• TASKS TO COMPLETE:
#1 Check each statement against the Solr similarity message below. Answer yes or no for each and quote the deciding words: (a) LUCENE-2236 introduced the SimilarityProvider API; (b) SOLR-2338 dropped support for the global <similarity/> declaration; (c) in early Lucene, every Similarity method took a field name.
#2 Extend the Solr similarity message below, starting after its final sentence.

• SOURCE DOCUMENT:
You are viewing a plain text version of this content. The canonical link for it is here.
Posted to solr-user@lucene.apache.org by Chris Hostetter <ho...@fucit.org> on 2011/06/16 02:14:11 UTC

Re: Explain the difference in similarity and similarityProvider

Hey Brian,

Catching up on my email from vacation i notice a bunch of questions from 
your about similarity and per-field similarity and the new 
similarityprovider stuff that don't look like they were ever really 
resolved.

A little back ground...

once upon a time, "Similarity" was a global sort of thing in Lucene, where 
a single instance was expected to be used in your entire app, and some 
methods in that API took a field name and some didn't.

LUCENE-2236 changed that, by introducing the "SimilarityProvider" api, 
which is the new "there should be one of these for your app" class that 
handles "global" type things, and it can return "Similarity" objects on a 
per field basis as needed...

http://search-lucene.com/jd/lucene/org/apache/lucene/search/SimilarityProvider.html

SOLR-2338 then added the ability to configure (in schema.xml) 
<similarity/> instances per fieldType, using a SolrSimilarityProvider that 
is managed by Solr's internal "IndexSchema".  It also added a new top 
level <similarityProvider/> decalration to allow users to define a 
SimilarityProviderFactory for specifying a complete SolrSimilarityProvider 
to handle the other non field specific methods.

The reason SolrSimilarityProvider exists (and has a "final" impl of 
get(String field):Similarity) is to ensure that fieldType specific 
<similarity/> declarations will be respected.  the "global" <similarity/> 
(factory) delcaration from older versions of Solr is also still supported 
for people who want to change the Similarity for all fields, but don't 
want to deal with writing a SimilarityProviderFactory.

• RECORDS:
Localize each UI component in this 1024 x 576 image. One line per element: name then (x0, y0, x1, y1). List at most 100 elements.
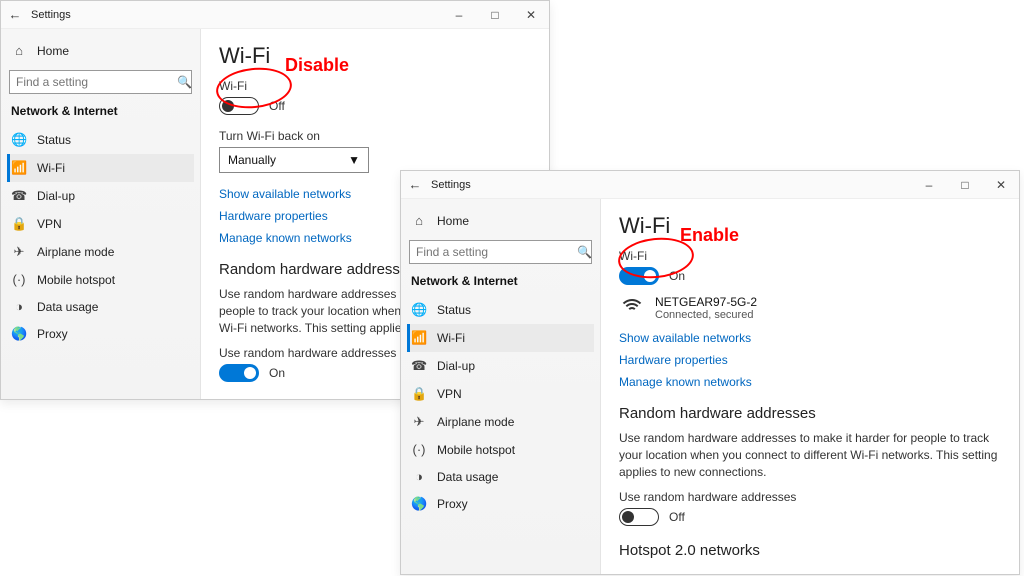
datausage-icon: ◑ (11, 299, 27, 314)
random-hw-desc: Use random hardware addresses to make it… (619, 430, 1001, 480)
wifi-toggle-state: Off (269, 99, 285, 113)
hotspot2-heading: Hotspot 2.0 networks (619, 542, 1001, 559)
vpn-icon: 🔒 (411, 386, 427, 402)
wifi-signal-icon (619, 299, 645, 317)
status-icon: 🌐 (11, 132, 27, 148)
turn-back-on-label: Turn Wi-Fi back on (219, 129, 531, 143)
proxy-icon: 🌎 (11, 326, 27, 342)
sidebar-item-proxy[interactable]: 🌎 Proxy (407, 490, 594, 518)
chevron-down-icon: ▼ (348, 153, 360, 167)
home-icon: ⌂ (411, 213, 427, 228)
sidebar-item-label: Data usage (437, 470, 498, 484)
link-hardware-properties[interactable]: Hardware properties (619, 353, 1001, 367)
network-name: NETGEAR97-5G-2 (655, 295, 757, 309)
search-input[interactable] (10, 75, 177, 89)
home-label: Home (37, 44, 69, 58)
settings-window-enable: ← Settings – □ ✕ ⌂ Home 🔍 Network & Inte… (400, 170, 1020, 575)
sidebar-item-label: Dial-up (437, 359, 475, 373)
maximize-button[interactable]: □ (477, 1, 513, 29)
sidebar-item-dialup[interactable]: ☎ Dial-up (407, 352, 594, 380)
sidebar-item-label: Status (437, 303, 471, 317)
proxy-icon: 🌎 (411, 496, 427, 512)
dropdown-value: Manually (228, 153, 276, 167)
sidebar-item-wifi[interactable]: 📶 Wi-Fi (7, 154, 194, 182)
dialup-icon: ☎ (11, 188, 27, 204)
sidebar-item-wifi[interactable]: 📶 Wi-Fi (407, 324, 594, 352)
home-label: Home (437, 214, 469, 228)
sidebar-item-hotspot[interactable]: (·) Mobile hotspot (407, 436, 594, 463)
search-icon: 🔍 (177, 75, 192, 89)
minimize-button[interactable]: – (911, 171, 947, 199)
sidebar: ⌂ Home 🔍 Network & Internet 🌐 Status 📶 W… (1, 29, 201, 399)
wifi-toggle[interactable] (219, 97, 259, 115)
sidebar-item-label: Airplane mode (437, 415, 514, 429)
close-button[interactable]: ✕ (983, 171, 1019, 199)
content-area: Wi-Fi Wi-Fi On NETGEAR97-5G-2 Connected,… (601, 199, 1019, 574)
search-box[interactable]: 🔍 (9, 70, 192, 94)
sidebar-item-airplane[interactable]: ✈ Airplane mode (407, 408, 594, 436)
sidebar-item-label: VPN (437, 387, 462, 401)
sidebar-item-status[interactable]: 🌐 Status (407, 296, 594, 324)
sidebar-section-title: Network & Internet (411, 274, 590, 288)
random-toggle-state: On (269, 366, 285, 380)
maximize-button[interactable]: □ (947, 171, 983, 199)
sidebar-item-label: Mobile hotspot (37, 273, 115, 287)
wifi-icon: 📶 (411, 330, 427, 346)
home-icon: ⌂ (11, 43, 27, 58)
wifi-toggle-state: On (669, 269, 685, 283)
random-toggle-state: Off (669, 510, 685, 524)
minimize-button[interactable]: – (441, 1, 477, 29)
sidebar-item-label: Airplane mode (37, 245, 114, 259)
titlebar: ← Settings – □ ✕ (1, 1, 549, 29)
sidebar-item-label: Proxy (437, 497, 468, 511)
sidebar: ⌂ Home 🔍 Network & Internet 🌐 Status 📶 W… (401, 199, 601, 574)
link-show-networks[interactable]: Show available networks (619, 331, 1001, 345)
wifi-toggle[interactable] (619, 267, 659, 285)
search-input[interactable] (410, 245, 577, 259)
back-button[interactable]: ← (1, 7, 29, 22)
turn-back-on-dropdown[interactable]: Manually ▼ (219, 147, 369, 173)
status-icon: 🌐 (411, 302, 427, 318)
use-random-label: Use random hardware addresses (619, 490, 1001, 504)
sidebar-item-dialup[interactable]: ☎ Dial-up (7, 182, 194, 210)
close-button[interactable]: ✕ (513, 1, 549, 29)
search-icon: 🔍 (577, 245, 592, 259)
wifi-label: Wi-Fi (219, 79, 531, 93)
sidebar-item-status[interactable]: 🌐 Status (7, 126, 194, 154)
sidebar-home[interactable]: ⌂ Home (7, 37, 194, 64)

• TASK-BY-TASK ANSWERS:
#1
(a) Yes: "LUCENE-2236 changed that, by introducing the "SimilarityProvider" api"
(b) No: "is also still supported for people who want to change the Similarity for all fields"
(c) No: "some methods in that API took a field name and some didn't."

#2
This is all really new stuff on trunk, so it isn't fully documented yet, 
but you can see configs and tests demonstrating it if you look at the 
patch, or the commit info for the issue...

http://svn.apache.org/viewvc/lucene/dev/trunk/solr/src/test-files/solr/conf/schema.xml?p2=%2Flucene%2Fdev%2Ftrunk%2Fsolr%2Fsrc%2Ftest-files%2Fsolr%2Fconf%2Fschema.xml&p1=%2Flucene%2Fdev%2Ftrunk%2Fsolr%2Fsrc%2Ftest-files%2Fsolr%2Fconf%2Fschema.xml&r1=1087430&r2=1087429&view=diff&pathrev=1087430
http://svn.apache.org/viewvc/lucene/dev/trunk/solr/src/test/org/apache/solr/schema/TestPerFieldSimilarity.java?view=markup&pathrev=1087430

does that all make sense?

If you're still having trouble getting per field similarity stuff to work, 
the best "next step" would probably be to open a jira and post a patch 
showing some simple changes that demonstrait your problem -- either
against the existing tests with new assertions that fail; or against the 
example configs with a description of what URLs you hit, what you got, and 
what you expected to get.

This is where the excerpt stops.